| ENTRIES |
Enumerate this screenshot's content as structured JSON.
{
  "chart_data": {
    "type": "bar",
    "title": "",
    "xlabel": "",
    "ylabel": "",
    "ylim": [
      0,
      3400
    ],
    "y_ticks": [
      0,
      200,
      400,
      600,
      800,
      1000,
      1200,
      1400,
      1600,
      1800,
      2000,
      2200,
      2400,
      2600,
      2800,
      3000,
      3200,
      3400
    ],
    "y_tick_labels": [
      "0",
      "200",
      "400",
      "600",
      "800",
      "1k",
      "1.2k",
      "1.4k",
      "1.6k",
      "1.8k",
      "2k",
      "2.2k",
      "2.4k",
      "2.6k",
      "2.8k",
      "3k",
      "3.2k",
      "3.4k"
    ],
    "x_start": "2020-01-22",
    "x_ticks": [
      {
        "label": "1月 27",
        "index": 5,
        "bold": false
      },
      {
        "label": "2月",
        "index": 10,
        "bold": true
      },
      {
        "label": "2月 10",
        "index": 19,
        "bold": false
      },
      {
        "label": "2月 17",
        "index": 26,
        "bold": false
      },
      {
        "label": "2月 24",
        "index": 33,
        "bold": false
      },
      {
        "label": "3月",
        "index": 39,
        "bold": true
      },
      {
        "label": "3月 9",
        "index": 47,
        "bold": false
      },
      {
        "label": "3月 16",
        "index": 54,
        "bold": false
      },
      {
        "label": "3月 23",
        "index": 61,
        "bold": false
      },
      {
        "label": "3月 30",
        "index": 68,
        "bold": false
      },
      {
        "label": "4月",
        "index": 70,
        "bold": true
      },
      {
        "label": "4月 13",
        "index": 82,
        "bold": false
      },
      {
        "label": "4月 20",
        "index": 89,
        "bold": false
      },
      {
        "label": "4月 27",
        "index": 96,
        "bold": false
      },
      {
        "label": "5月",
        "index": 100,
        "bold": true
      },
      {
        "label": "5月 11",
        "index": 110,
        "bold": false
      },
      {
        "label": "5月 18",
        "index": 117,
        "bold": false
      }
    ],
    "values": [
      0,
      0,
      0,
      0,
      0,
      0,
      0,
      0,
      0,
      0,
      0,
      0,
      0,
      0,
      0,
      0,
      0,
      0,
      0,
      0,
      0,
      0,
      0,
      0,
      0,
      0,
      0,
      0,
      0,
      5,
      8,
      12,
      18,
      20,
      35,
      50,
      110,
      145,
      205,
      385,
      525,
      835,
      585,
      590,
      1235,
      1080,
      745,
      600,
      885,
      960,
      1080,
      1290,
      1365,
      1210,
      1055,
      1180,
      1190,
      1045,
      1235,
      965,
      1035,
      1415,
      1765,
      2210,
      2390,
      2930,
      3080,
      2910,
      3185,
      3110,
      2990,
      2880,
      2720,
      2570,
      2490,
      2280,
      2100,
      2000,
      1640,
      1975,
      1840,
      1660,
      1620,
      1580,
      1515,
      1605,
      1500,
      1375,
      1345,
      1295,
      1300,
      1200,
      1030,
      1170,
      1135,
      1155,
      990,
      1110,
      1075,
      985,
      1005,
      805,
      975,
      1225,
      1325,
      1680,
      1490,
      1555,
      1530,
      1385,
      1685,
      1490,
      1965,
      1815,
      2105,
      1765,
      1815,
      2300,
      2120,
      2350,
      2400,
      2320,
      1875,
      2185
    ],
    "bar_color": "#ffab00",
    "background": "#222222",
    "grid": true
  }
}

| EXERCISE PROMPT |
The entries above must be returned exactly.

| OUTPUT BELOW |
Enumerate this screenshot's content as structured JSON.
{
  "chart_data": {
    "type": "bar",
    "title": "",
    "xlabel": "",
    "ylabel": "",
    "ylim": [
      0,
      3400
    ],
    "y_ticks": [
      0,
      200,
      400,
      600,
      800,
      1000,
      1200,
      1400,
      1600,
      1800,
      2000,
      2200,
      2400,
      2600,
      2800,
      3000,
      3200,
      3400
    ],
    "y_tick_labels": [
      "0",
      "200",
      "400",
      "600",
      "800",
      "1k",
      "1.2k",
      "1.4k",
      "1.6k",
      "1.8k",
      "2k",
      "2.2k",
      "2.4k",
      "2.6k",
      "2.8k",
      "3k",
      "3.2k",
      "3.4k"
    ],
    "x_start": "2020-01-22",
    "x_ticks": [
      {
        "label": "1月 27",
        "index": 5,
        "bold": false
      },
      {
        "label": "2月",
        "index": 10,
        "bold": true
      },
      {
        "label": "2月 10",
        "index": 19,
        "bold": false
      },
      {
        "label": "2月 17",
        "index": 26,
        "bold": false
      },
      {
        "label": "2月 24",
        "index": 33,
        "bold": false
      },
      {
        "label": "3月",
        "index": 39,
        "bold": true
      },
      {
        "label": "3月 9",
        "index": 47,
        "bold": false
      },
      {
        "label": "3月 16",
        "index": 54,
        "bold": false
      },
      {
        "label": "3月 23",
        "index": 61,
        "bold": false
      },
      {
        "label": "3月 30",
        "index": 68,
        "bold": false
      },
      {
        "label": "4月",
        "index": 70,
        "bold": true
      },
      {
        "label": "4月 13",
        "index": 82,
        "bold": false
      },
      {
        "label": "4月 20",
        "index": 89,
        "bold": false
      },
      {
        "label": "4月 27",
        "index": 96,
        "bold": false
      },
      {
        "label": "5月",
        "index": 100,
        "bold": true
      },
      {
        "label": "5月 11",
        "index": 110,
        "bold": false
      },
      {
        "label": "5月 18",
        "index": 117,
        "bold": false
      }
    ],
    "values": [
      0,
      0,
      0,
      0,
      0,
      0,
      0,
      0,
      0,
      0,
      0,
      0,
      0,
      0,
      0,
      0,
      0,
      0,
      0,
      0,
      0,
      0,
      0,
      0,
      0,
      0,
      0,
      0,
      0,
      5,
      8,
      12,
      18,
      20,
      35,
      50,
      110,
      145,
      205,
      385,
      525,
      835,
      585,
      590,
      1235,
      1080,
      745,
      600,
      885,
      960,
      1080,
      1290,
      1365,
      1210,
      1055,
      1180,
      1190,
      1045,
      1235,
      965,
      1035,
      1415,
      1765,
      2210,
      2390,
      2930,
      3080,
      2910,
      3185,
      3110,
      2990,
      2880,
      2720,
      2570,
      2490,
      2280,
      2100,
      2000,
      1640,
      1975,
      1840,
      1660,
      1620,
      1580,
      1515,
      1605,
      1500,
      1375,
      1345,
      1295,
      1300,
      1200,
      1030,
      1170,
      1135,
      1155,
      990,
      1110,
      1075,
      985,
      1005,
      805,
      975,
      1225,
      1325,
      1680,
      1490,
      1555,
      1530,
      1385,
      1685,
      1490,
      1965,
      1815,
      2105,
      1765,
      1815,
      2300,
      2120,
      2350,
      2400,
      2320,
      1875,
      2185
    ],
    "bar_color": "#ffab00",
    "background": "#222222",
    "grid": true
  }
}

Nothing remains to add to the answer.